**Instruction:** What do the lines from the one containing "Convert this document image to plain text." through the end of the entries say? Quote them exactly, and only them.

Dataset records
======

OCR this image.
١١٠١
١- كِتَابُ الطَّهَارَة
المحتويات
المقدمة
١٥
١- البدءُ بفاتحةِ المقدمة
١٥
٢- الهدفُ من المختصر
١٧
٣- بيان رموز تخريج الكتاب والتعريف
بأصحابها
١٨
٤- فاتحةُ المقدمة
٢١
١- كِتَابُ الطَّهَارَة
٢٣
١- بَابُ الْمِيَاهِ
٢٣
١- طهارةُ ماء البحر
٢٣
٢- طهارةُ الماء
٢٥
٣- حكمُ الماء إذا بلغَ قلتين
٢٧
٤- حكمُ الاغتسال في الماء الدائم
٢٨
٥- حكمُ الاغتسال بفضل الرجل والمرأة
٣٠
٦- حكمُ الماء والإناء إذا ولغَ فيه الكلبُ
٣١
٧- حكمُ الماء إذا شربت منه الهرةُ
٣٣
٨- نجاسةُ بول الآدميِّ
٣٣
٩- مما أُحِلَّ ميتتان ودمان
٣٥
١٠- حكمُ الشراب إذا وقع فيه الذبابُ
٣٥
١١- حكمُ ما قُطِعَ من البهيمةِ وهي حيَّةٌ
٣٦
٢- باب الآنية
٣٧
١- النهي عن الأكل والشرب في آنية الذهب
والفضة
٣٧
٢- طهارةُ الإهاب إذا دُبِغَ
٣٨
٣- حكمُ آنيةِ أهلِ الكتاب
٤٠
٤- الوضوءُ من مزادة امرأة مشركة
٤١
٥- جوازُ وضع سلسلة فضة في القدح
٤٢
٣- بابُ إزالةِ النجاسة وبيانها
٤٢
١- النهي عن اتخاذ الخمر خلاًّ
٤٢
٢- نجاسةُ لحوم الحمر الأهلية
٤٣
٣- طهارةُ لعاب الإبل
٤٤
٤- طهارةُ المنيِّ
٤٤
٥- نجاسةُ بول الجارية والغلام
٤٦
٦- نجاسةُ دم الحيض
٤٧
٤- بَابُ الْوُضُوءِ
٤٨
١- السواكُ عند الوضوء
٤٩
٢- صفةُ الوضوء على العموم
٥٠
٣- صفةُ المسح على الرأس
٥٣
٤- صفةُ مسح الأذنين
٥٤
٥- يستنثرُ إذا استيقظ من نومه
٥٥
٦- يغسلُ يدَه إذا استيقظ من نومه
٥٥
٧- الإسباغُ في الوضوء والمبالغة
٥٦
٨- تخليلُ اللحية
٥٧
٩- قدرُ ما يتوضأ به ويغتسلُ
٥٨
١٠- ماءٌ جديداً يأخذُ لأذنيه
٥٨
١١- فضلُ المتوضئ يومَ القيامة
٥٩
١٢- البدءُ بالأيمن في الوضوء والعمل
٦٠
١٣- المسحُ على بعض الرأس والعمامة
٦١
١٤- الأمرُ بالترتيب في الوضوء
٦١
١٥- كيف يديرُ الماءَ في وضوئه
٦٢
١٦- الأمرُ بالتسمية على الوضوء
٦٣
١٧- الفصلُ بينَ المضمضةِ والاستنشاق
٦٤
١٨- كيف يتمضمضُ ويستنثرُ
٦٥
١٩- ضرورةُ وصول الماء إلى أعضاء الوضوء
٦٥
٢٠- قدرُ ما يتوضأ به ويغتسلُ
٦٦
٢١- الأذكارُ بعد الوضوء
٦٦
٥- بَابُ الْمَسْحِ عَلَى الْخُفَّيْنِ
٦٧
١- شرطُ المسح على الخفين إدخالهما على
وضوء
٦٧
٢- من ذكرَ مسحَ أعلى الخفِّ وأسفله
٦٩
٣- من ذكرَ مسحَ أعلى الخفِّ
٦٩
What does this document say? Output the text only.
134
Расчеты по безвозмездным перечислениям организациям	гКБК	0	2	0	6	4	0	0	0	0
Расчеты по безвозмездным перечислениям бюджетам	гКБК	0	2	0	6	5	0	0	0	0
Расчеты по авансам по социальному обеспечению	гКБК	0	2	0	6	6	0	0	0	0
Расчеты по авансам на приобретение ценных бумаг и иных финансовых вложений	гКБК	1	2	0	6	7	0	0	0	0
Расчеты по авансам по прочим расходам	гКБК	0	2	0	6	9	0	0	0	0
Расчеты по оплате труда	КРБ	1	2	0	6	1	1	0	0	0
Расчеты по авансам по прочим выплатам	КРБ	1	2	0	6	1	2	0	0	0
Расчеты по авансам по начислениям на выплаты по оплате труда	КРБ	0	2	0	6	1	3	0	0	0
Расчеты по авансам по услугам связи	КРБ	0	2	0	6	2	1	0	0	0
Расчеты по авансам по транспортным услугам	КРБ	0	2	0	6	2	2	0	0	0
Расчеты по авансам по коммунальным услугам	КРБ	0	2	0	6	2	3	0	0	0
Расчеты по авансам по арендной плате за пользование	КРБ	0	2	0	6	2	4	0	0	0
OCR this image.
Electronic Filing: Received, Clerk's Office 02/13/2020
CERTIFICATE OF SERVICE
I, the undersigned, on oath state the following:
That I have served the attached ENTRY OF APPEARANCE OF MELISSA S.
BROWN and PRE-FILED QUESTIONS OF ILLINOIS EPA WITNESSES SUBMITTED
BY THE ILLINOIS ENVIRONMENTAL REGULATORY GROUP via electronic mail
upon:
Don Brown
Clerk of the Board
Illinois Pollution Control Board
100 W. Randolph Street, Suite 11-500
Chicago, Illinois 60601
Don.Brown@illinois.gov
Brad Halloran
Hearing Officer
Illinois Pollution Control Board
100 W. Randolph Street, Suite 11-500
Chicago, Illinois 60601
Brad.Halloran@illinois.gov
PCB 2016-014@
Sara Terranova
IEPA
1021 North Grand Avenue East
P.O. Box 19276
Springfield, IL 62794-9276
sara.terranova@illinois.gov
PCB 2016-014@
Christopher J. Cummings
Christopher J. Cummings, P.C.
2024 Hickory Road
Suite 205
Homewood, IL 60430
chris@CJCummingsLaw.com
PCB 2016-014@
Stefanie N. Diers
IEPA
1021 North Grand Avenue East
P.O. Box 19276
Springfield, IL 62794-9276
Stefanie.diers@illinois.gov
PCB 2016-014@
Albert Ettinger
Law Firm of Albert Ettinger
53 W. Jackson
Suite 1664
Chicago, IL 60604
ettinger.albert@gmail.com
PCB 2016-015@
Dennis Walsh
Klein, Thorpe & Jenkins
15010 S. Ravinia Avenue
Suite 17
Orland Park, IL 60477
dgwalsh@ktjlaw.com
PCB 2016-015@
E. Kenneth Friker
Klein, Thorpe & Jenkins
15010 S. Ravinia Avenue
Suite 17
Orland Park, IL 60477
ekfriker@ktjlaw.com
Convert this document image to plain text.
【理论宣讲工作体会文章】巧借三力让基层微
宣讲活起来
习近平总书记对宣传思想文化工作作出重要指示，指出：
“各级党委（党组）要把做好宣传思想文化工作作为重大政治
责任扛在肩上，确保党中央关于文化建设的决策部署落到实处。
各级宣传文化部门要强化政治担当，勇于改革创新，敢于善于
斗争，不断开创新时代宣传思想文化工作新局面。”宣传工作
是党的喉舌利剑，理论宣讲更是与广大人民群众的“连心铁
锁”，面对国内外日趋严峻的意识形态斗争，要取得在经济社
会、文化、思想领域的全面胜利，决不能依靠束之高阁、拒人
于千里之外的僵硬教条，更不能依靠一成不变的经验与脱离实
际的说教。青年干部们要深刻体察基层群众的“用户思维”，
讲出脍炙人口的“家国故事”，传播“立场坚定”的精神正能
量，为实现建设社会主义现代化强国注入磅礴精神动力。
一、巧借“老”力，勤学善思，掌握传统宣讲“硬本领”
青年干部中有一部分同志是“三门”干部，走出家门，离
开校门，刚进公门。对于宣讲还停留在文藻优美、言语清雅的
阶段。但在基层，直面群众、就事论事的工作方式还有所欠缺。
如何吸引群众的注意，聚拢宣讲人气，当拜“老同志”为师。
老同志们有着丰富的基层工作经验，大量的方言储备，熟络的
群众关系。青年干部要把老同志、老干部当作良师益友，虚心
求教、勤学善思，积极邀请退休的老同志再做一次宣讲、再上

======

**Problem solution:**
Convert this document image to plain text.
【理论宣讲工作体会文章】巧借三力让基层微
宣讲活起来
习近平总书记对宣传思想文化工作作出重要指示，指出：
“各级党委（党组）要把做好宣传思想文化工作作为重大政治
责任扛在肩上，确保党中央关于文化建设的决策部署落到实处。
各级宣传文化部门要强化政治担当，勇于改革创新，敢于善于
斗争，不断开创新时代宣传思想文化工作新局面。”宣传工作
是党的喉舌利剑，理论宣讲更是与广大人民群众的“连心铁
锁”，面对国内外日趋严峻的意识形态斗争，要取得在经济社
会、文化、思想领域的全面胜利，决不能依靠束之高阁、拒人
于千里之外的僵硬教条，更不能依靠一成不变的经验与脱离实
际的说教。青年干部们要深刻体察基层群众的“用户思维”，
讲出脍炙人口的“家国故事”，传播“立场坚定”的精神正能
量，为实现建设社会主义现代化强国注入磅礴精神动力。
一、巧借“老”力，勤学善思，掌握传统宣讲“硬本领”
青年干部中有一部分同志是“三门”干部，走出家门，离
开校门，刚进公门。对于宣讲还停留在文藻优美、言语清雅的
阶段。但在基层，直面群众、就事论事的工作方式还有所欠缺。
如何吸引群众的注意，聚拢宣讲人气，当拜“老同志”为师。
老同志们有着丰富的基层工作经验，大量的方言储备，熟络的
群众关系。青年干部要把老同志、老干部当作良师益友，虚心
求教、勤学善思，积极邀请退休的老同志再做一次宣讲、再上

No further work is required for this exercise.